- What this task involves: Figure out how many lines of the material below contain the word "komunikace". Answer with the number only.

(Collected data entries)
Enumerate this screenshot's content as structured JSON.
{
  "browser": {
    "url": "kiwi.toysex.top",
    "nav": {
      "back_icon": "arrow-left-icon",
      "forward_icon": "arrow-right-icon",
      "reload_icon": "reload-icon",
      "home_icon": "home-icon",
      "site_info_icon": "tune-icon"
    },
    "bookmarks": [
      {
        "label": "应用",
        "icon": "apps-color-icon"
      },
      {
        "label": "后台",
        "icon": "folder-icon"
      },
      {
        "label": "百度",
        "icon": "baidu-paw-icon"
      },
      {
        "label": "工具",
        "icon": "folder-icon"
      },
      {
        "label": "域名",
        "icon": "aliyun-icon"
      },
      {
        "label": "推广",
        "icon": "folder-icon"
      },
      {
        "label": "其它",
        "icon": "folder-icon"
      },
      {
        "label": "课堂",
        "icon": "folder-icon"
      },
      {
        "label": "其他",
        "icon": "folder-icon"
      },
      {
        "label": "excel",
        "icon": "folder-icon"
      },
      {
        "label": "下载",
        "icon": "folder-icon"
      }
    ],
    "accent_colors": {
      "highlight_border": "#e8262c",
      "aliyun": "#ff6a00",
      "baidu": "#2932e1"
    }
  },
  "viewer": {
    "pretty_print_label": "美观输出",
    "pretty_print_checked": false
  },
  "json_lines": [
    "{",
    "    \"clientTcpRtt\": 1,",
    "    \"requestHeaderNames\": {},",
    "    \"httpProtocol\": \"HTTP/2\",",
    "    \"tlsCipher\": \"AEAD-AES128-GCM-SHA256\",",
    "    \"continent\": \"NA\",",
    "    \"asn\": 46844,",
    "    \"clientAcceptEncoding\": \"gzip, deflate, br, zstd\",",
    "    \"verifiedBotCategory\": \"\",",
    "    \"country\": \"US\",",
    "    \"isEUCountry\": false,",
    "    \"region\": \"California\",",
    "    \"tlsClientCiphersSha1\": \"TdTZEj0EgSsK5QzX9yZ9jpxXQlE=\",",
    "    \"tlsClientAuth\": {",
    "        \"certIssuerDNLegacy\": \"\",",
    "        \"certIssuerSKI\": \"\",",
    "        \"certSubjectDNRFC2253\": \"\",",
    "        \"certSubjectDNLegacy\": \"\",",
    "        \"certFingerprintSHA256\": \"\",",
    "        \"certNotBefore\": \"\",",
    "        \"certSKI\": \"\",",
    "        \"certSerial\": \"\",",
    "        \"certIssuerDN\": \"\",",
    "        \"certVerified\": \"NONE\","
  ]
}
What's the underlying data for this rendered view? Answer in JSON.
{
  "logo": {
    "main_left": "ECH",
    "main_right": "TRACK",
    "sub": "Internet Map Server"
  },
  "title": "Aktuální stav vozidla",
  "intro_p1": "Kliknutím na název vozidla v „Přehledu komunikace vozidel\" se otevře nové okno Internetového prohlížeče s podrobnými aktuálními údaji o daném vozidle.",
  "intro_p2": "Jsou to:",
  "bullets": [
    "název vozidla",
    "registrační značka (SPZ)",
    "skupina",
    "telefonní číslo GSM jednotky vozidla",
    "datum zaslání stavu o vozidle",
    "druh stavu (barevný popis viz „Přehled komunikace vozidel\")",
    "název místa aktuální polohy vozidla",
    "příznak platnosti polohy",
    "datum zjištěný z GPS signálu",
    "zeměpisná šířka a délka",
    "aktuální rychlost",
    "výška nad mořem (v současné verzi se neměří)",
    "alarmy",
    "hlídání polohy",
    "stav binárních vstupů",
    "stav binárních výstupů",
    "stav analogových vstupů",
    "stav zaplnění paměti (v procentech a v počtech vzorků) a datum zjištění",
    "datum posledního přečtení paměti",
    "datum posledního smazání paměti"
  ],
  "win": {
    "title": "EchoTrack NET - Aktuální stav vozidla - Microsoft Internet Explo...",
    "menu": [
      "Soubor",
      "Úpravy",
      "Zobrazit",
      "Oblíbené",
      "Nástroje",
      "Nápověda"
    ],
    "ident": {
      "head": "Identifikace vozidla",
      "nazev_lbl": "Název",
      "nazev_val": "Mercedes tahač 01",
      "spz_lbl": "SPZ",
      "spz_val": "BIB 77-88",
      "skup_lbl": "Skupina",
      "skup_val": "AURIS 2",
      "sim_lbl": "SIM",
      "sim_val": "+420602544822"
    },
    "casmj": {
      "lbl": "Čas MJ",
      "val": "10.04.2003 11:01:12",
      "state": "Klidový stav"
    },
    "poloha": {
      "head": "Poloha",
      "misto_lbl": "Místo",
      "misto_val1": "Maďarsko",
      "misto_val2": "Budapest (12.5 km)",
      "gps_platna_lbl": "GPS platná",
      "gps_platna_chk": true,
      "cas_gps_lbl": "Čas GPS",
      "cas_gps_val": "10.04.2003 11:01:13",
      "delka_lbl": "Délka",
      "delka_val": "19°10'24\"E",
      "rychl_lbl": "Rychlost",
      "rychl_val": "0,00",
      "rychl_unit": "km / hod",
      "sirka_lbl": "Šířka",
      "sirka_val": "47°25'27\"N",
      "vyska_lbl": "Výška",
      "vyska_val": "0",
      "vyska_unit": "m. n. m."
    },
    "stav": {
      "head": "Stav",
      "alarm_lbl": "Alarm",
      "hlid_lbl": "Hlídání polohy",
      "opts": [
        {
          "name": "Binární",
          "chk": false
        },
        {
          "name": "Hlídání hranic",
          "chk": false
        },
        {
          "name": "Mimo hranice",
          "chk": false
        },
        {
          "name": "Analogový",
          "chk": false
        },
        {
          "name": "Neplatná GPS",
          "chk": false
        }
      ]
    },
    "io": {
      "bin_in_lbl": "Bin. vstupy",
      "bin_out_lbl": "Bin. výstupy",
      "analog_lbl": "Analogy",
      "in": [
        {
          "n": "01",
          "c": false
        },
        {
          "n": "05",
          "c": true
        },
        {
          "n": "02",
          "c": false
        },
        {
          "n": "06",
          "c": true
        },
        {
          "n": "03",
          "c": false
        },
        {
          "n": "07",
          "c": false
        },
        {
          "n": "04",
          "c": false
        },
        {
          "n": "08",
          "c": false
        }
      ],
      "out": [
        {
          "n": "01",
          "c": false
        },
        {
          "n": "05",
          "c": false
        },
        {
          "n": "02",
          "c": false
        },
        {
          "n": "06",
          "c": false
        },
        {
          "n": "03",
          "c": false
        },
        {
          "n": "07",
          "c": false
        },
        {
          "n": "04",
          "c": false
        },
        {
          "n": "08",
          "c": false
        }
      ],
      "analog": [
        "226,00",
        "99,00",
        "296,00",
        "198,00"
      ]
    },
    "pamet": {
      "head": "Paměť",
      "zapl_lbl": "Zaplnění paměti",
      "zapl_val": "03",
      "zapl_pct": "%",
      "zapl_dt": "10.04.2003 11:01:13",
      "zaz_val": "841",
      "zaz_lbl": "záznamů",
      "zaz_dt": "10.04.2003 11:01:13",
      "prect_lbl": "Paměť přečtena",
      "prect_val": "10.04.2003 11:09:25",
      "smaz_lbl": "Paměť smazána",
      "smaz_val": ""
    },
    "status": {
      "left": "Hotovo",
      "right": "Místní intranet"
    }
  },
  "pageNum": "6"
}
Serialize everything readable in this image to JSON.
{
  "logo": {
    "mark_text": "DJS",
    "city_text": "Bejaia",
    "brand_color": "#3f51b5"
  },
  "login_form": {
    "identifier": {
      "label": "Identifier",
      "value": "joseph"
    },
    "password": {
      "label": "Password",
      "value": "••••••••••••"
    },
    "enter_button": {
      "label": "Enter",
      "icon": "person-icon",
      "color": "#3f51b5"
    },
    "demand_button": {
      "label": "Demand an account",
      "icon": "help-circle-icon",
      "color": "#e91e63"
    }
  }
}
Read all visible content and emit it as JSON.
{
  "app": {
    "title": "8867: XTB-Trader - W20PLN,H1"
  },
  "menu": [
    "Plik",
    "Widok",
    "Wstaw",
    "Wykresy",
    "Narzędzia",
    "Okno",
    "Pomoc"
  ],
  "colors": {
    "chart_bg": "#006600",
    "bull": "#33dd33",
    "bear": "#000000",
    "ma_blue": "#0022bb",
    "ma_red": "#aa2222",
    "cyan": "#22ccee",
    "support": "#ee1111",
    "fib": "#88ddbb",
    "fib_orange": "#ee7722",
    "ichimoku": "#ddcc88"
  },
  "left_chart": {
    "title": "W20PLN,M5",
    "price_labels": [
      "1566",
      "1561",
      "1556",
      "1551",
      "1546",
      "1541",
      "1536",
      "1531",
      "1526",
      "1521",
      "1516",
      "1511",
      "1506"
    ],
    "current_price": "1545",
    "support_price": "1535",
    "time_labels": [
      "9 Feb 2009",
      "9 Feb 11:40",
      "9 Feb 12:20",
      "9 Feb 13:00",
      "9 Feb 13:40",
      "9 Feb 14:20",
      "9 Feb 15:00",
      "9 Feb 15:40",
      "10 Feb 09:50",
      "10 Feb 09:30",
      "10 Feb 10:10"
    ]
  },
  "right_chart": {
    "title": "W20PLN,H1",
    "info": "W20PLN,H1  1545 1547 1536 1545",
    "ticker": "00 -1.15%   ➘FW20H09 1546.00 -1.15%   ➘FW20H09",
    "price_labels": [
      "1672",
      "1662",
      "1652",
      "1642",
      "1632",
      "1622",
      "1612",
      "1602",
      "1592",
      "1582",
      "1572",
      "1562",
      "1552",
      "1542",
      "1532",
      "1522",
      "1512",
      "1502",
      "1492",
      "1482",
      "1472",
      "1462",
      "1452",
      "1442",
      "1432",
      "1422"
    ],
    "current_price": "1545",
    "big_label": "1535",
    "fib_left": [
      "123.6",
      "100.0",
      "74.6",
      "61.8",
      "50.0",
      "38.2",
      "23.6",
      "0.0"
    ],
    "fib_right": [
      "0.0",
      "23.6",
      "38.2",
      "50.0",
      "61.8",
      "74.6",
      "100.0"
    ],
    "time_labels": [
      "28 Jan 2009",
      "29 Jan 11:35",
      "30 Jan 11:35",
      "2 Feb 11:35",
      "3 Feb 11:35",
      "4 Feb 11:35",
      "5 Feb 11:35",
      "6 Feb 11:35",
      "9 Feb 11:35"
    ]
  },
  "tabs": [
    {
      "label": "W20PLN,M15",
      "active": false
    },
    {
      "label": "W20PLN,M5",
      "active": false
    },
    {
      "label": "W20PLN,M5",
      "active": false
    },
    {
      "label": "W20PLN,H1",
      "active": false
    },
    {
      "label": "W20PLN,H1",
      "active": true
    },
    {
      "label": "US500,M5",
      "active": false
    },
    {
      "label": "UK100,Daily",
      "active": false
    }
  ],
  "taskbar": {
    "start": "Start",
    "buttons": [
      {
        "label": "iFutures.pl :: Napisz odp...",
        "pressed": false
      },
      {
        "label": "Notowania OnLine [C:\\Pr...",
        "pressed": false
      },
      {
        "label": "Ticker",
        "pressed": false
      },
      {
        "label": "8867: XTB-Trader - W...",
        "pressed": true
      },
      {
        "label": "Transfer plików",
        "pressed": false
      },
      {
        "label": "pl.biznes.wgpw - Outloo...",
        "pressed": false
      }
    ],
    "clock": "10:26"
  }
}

- Written answer: 2